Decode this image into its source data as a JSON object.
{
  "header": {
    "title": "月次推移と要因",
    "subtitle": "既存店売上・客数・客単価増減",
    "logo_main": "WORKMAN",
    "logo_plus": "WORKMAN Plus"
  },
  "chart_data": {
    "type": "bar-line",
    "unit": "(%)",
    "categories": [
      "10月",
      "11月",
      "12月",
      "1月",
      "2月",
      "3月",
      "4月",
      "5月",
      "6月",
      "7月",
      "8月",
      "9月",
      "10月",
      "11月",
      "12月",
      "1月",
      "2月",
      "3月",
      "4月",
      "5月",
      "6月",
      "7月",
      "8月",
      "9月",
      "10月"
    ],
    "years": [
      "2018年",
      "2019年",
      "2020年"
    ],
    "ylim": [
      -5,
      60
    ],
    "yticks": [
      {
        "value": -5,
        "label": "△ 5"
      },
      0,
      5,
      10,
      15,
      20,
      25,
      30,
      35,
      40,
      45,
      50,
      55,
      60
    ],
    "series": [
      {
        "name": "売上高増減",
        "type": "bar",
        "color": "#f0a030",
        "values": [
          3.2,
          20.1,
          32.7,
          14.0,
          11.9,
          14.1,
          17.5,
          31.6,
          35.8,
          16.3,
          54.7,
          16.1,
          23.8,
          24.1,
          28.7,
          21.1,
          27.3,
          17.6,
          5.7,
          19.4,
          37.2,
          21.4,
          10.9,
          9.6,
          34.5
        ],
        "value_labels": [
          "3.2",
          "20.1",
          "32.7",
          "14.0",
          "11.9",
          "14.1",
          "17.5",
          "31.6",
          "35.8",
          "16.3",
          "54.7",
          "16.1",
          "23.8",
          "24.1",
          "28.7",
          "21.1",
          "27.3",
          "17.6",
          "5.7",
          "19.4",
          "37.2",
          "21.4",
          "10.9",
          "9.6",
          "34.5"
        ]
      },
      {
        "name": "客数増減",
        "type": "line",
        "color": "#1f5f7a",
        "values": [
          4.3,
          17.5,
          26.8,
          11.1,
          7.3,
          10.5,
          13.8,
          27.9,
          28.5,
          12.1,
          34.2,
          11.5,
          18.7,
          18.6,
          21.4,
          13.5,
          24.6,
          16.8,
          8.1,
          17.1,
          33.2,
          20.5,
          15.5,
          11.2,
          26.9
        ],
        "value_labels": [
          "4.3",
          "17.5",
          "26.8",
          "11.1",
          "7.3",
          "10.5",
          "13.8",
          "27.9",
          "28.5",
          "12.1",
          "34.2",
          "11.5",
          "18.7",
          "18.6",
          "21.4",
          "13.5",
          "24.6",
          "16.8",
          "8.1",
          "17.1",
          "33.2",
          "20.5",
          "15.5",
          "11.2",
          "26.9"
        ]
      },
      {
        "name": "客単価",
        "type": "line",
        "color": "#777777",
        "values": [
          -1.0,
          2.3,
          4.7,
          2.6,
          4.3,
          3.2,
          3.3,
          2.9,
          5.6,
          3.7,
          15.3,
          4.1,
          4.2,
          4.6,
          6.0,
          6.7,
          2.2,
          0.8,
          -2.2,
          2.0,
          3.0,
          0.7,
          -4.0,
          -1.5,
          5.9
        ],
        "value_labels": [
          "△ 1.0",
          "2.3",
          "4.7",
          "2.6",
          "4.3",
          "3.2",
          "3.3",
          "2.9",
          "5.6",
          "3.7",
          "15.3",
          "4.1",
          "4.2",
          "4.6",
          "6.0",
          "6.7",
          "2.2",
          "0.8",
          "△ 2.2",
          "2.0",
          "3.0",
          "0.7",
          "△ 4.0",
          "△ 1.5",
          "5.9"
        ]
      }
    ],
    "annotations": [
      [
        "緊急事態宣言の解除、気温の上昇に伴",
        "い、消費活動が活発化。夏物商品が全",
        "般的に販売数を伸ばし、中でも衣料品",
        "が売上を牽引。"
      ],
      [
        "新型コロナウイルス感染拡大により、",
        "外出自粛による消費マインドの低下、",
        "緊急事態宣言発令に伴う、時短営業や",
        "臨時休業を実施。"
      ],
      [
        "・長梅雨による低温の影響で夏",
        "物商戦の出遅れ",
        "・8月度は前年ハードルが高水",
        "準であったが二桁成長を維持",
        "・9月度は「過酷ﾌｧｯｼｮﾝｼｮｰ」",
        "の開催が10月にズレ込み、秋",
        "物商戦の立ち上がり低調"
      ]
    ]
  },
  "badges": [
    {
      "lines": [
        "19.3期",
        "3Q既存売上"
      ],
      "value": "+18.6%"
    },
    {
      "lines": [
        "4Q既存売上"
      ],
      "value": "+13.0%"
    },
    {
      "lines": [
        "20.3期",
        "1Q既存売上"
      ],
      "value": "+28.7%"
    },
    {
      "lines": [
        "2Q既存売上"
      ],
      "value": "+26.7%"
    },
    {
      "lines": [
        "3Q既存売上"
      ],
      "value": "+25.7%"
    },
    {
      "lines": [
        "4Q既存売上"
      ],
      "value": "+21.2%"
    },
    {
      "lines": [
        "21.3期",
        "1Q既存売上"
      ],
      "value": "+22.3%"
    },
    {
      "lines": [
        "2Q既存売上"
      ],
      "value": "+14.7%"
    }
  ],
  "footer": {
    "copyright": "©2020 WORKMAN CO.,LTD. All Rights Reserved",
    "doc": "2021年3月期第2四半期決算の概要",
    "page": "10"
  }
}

-=-=-=-=-

Give all of the entries again, word for word.

THE REPLY:
Decode this image into its source data as a JSON object.
{
  "header": {
    "title": "月次推移と要因",
    "subtitle": "既存店売上・客数・客単価増減",
    "logo_main": "WORKMAN",
    "logo_plus": "WORKMAN Plus"
  },
  "chart_data": {
    "type": "bar-line",
    "unit": "(%)",
    "categories": [
      "10月",
      "11月",
      "12月",
      "1月",
      "2月",
      "3月",
      "4月",
      "5月",
      "6月",
      "7月",
      "8月",
      "9月",
      "10月",
      "11月",
      "12月",
      "1月",
      "2月",
      "3月",
      "4月",
      "5月",
      "6月",
      "7月",
      "8月",
      "9月",
      "10月"
    ],
    "years": [
      "2018年",
      "2019年",
      "2020年"
    ],
    "ylim": [
      -5,
      60
    ],
    "yticks": [
      {
        "value": -5,
        "label": "△ 5"
      },
      0,
      5,
      10,
      15,
      20,
      25,
      30,
      35,
      40,
      45,
      50,
      55,
      60
    ],
    "series": [
      {
        "name": "売上高増減",
        "type": "bar",
        "color": "#f0a030",
        "values": [
          3.2,
          20.1,
          32.7,
          14.0,
          11.9,
          14.1,
          17.5,
          31.6,
          35.8,
          16.3,
          54.7,
          16.1,
          23.8,
          24.1,
          28.7,
          21.1,
          27.3,
          17.6,
          5.7,
          19.4,
          37.2,
          21.4,
          10.9,
          9.6,
          34.5
        ],
        "value_labels": [
          "3.2",
          "20.1",
          "32.7",
          "14.0",
          "11.9",
          "14.1",
          "17.5",
          "31.6",
          "35.8",
          "16.3",
          "54.7",
          "16.1",
          "23.8",
          "24.1",
          "28.7",
          "21.1",
          "27.3",
          "17.6",
          "5.7",
          "19.4",
          "37.2",
          "21.4",
          "10.9",
          "9.6",
          "34.5"
        ]
      },
      {
        "name": "客数増減",
        "type": "line",
        "color": "#1f5f7a",
        "values": [
          4.3,
          17.5,
          26.8,
          11.1,
          7.3,
          10.5,
          13.8,
          27.9,
          28.5,
          12.1,
          34.2,
          11.5,
          18.7,
          18.6,
          21.4,
          13.5,
          24.6,
          16.8,
          8.1,
          17.1,
          33.2,
          20.5,
          15.5,
          11.2,
          26.9
        ],
        "value_labels": [
          "4.3",
          "17.5",
          "26.8",
          "11.1",
          "7.3",
          "10.5",
          "13.8",
          "27.9",
          "28.5",
          "12.1",
          "34.2",
          "11.5",
          "18.7",
          "18.6",
          "21.4",
          "13.5",
          "24.6",
          "16.8",
          "8.1",
          "17.1",
          "33.2",
          "20.5",
          "15.5",
          "11.2",
          "26.9"
        ]
      },
      {
        "name": "客単価",
        "type": "line",
        "color": "#777777",
        "values": [
          -1.0,
          2.3,
          4.7,
          2.6,
          4.3,
          3.2,
          3.3,
          2.9,
          5.6,
          3.7,
          15.3,
          4.1,
          4.2,
          4.6,
          6.0,
          6.7,
          2.2,
          0.8,
          -2.2,
          2.0,
          3.0,
          0.7,
          -4.0,
          -1.5,
          5.9
        ],
        "value_labels": [
          "△ 1.0",
          "2.3",
          "4.7",
          "2.6",
          "4.3",
          "3.2",
          "3.3",
          "2.9",
          "5.6",
          "3.7",
          "15.3",
          "4.1",
          "4.2",
          "4.6",
          "6.0",
          "6.7",
          "2.2",
          "0.8",
          "△ 2.2",
          "2.0",
          "3.0",
          "0.7",
          "△ 4.0",
          "△ 1.5",
          "5.9"
        ]
      }
    ],
    "annotations": [
      [
        "緊急事態宣言の解除、気温の上昇に伴",
        "い、消費活動が活発化。夏物商品が全",
        "般的に販売数を伸ばし、中でも衣料品",
        "が売上を牽引。"
      ],
      [
        "新型コロナウイルス感染拡大により、",
        "外出自粛による消費マインドの低下、",
        "緊急事態宣言発令に伴う、時短営業や",
        "臨時休業を実施。"
      ],
      [
        "・長梅雨による低温の影響で夏",
        "物商戦の出遅れ",
        "・8月度は前年ハードルが高水",
        "準であったが二桁成長を維持",
        "・9月度は「過酷ﾌｧｯｼｮﾝｼｮｰ」",
        "の開催が10月にズレ込み、秋",
        "物商戦の立ち上がり低調"
      ]
    ]
  },
  "badges": [
    {
      "lines": [
        "19.3期",
        "3Q既存売上"
      ],
      "value": "+18.6%"
    },
    {
      "lines": [
        "4Q既存売上"
      ],
      "value": "+13.0%"
    },
    {
      "lines": [
        "20.3期",
        "1Q既存売上"
      ],
      "value": "+28.7%"
    },
    {
      "lines": [
        "2Q既存売上"
      ],
      "value": "+26.7%"
    },
    {
      "lines": [
        "3Q既存売上"
      ],
      "value": "+25.7%"
    },
    {
      "lines": [
        "4Q既存売上"
      ],
      "value": "+21.2%"
    },
    {
      "lines": [
        "21.3期",
        "1Q既存売上"
      ],
      "value": "+22.3%"
    },
    {
      "lines": [
        "2Q既存売上"
      ],
      "value": "+14.7%"
    }
  ],
  "footer": {
    "copyright": "©2020 WORKMAN CO.,LTD. All Rights Reserved",
    "doc": "2021年3月期第2四半期決算の概要",
    "page": "10"
  }
}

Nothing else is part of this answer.